Exercise requirements ▸ Listed below are entries; give the number of lines among them that include "Epochs", and only that number.

Records shown ▸
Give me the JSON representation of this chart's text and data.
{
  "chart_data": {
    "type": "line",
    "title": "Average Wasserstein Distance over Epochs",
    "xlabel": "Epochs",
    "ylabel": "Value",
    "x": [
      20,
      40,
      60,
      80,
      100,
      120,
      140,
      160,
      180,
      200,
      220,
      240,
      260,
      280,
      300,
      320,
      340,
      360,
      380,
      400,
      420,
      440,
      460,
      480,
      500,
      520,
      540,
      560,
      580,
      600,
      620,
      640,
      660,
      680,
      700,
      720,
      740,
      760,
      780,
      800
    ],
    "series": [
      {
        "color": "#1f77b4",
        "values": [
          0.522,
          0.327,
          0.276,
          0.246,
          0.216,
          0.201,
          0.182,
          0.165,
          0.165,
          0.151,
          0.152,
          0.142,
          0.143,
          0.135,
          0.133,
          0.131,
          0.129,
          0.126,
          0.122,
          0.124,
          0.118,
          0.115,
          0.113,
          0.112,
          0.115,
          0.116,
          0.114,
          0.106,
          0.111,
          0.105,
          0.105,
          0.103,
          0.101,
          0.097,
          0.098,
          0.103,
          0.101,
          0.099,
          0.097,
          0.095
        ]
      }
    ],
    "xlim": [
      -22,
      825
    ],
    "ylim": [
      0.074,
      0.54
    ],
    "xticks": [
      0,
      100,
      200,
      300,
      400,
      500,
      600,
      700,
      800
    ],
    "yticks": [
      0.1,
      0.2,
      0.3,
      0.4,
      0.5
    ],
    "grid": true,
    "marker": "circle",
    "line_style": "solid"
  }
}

Written answer ▸ 2